Rows from a figure dataset:
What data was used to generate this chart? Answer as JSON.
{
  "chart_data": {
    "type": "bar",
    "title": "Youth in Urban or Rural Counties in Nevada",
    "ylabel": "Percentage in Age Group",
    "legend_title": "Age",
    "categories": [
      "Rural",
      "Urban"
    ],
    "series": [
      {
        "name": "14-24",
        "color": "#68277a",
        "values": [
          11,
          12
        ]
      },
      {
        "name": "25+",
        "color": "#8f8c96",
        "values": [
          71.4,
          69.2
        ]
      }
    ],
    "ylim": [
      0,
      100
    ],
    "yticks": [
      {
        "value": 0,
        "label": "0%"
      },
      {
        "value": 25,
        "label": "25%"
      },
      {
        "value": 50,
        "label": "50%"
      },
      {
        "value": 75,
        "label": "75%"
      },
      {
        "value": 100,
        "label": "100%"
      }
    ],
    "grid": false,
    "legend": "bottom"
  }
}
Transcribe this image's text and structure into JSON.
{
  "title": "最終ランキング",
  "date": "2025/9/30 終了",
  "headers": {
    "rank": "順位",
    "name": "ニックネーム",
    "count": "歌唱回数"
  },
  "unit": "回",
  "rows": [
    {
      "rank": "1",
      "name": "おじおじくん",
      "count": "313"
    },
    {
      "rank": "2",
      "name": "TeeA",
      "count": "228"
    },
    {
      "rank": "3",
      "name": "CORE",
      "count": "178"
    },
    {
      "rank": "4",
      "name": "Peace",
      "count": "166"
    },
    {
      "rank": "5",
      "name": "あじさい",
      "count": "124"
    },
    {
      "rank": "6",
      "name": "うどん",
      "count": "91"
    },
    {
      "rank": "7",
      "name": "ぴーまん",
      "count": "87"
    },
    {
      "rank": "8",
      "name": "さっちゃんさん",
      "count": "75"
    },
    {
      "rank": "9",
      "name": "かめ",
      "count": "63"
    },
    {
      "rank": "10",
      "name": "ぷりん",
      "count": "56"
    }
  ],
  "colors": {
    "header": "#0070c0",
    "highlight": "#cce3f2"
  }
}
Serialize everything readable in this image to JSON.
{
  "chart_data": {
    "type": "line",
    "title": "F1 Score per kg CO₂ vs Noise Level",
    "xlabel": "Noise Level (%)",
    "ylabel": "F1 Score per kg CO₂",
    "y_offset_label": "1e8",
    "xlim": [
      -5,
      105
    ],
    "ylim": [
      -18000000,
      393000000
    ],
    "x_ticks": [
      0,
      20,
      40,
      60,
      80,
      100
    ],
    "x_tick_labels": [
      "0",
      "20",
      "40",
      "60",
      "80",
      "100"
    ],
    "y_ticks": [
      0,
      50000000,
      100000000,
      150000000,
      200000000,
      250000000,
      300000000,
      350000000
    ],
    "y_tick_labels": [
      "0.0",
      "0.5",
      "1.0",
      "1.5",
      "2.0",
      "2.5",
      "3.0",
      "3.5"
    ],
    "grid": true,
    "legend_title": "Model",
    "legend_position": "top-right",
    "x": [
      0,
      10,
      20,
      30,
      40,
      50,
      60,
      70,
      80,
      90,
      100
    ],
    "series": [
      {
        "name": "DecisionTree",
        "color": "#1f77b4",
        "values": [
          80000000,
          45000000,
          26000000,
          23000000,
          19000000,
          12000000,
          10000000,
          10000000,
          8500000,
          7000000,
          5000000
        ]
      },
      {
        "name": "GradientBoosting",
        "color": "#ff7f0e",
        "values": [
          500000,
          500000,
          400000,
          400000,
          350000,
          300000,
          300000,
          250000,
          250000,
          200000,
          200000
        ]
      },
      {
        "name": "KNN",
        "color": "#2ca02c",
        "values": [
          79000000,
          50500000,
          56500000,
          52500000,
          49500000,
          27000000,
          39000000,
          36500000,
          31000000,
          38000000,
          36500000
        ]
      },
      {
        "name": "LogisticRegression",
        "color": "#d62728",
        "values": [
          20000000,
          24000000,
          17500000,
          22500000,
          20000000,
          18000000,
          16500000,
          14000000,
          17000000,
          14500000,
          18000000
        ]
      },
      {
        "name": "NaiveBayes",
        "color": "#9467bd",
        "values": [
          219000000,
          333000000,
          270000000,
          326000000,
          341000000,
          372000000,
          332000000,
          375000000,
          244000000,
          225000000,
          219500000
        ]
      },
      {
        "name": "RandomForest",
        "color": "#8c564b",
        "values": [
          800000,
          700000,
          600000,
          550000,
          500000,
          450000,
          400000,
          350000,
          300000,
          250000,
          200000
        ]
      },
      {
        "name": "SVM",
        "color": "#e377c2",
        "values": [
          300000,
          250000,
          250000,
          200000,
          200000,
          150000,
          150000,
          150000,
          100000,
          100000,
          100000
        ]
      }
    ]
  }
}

■ **Directions**:
Tell how many lines in the records above contain "this", giving the number and no other words.

■ **Solution**:
3